● **PROVIDED DATA**
+ + +

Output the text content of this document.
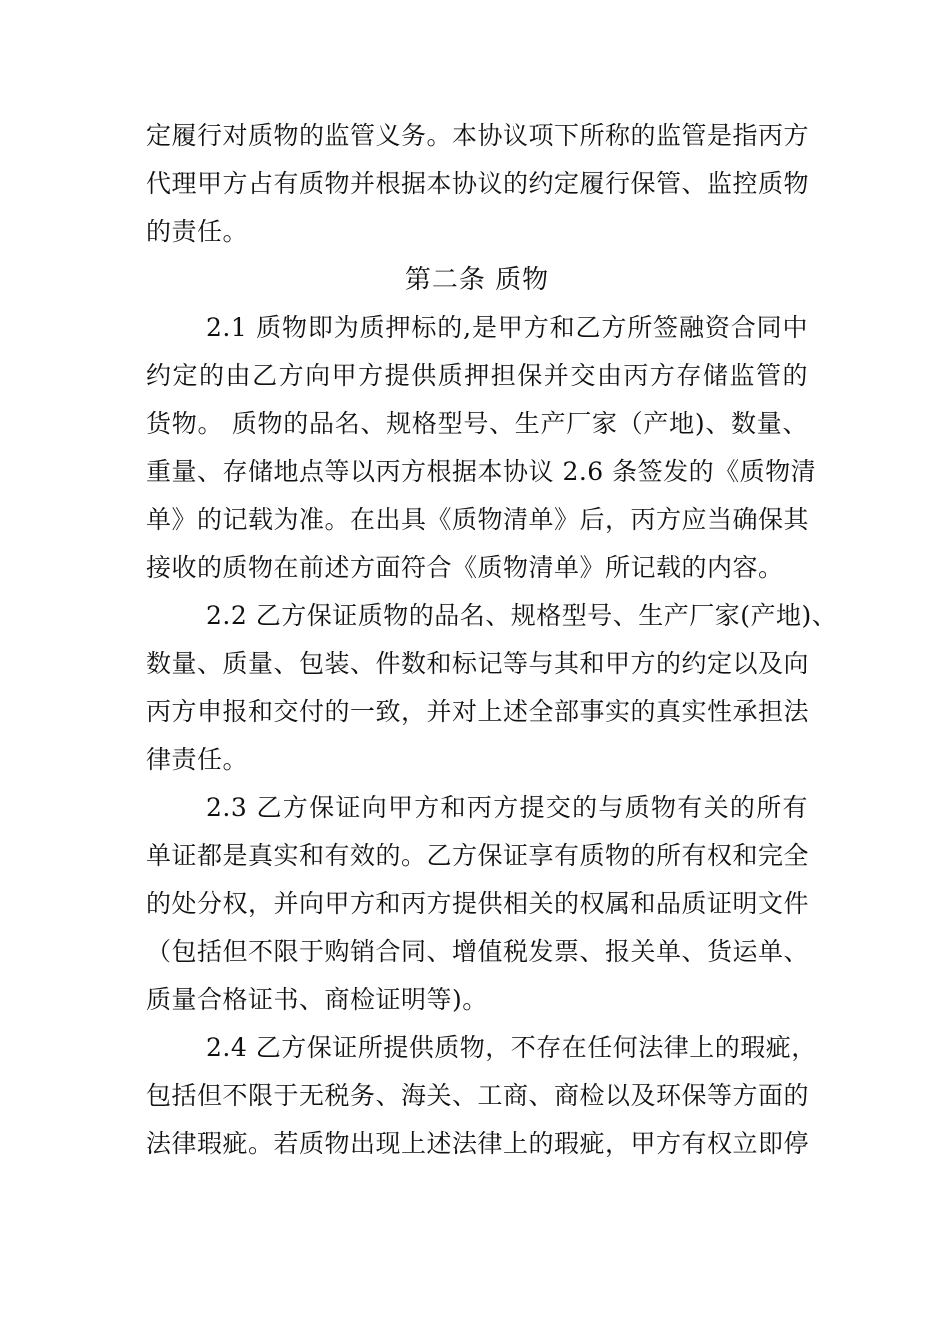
定履行对质物的监管义务。本协议项下所称的监管是指丙方
代理甲方占有质物并根据本协议的约定履行保管、监控质物
的责任。
第二条 质物
2.1 质物即为质押标的,是甲方和乙方所签融资合同中
约定的由乙方向甲方提供质押担保并交由丙方存储监管的
货物。 质物的品名、规格型号、生产厂家（产地)、数量、
重量、存储地点等以丙方根据本协议 2.6 条签发的《质物清
单》的记载为准。在出具《质物清单》后，丙方应当确保其
接收的质物在前述方面符合《质物清单》所记载的内容。
2.2 乙方保证质物的品名、规格型号、生产厂家(产地)、
数量、质量、包装、件数和标记等与其和甲方的约定以及向
丙方申报和交付的一致，并对上述全部事实的真实性承担法
律责任。
2.3 乙方保证向甲方和丙方提交的与质物有关的所有
单证都是真实和有效的。乙方保证享有质物的所有权和完全
的处分权，并向甲方和丙方提供相关的权属和品质证明文件
（包括但不限于购销合同、增值税发票、报关单、货运单、
质量合格证书、商检证明等)。
2.4 乙方保证所提供质物，不存在任何法律上的瑕疵，
包括但不限于无税务、海关、工商、商检以及环保等方面的
法律瑕疵。若质物出现上述法律上的瑕疵，甲方有权立即停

+ + +

● **TASK DIRECTIONS**
Quote the preceding listing precisely and completely, omitting its images.

● **FULL SOLUTION**
Output the text content of this document.
定履行对质物的监管义务。本协议项下所称的监管是指丙方
代理甲方占有质物并根据本协议的约定履行保管、监控质物
的责任。
第二条 质物
2.1 质物即为质押标的,是甲方和乙方所签融资合同中
约定的由乙方向甲方提供质押担保并交由丙方存储监管的
货物。 质物的品名、规格型号、生产厂家（产地)、数量、
重量、存储地点等以丙方根据本协议 2.6 条签发的《质物清
单》的记载为准。在出具《质物清单》后，丙方应当确保其
接收的质物在前述方面符合《质物清单》所记载的内容。
2.2 乙方保证质物的品名、规格型号、生产厂家(产地)、
数量、质量、包装、件数和标记等与其和甲方的约定以及向
丙方申报和交付的一致，并对上述全部事实的真实性承担法
律责任。
2.3 乙方保证向甲方和丙方提交的与质物有关的所有
单证都是真实和有效的。乙方保证享有质物的所有权和完全
的处分权，并向甲方和丙方提供相关的权属和品质证明文件
（包括但不限于购销合同、增值税发票、报关单、货运单、
质量合格证书、商检证明等)。
2.4 乙方保证所提供质物，不存在任何法律上的瑕疵，
包括但不限于无税务、海关、工商、商检以及环保等方面的
法律瑕疵。若质物出现上述法律上的瑕疵，甲方有权立即停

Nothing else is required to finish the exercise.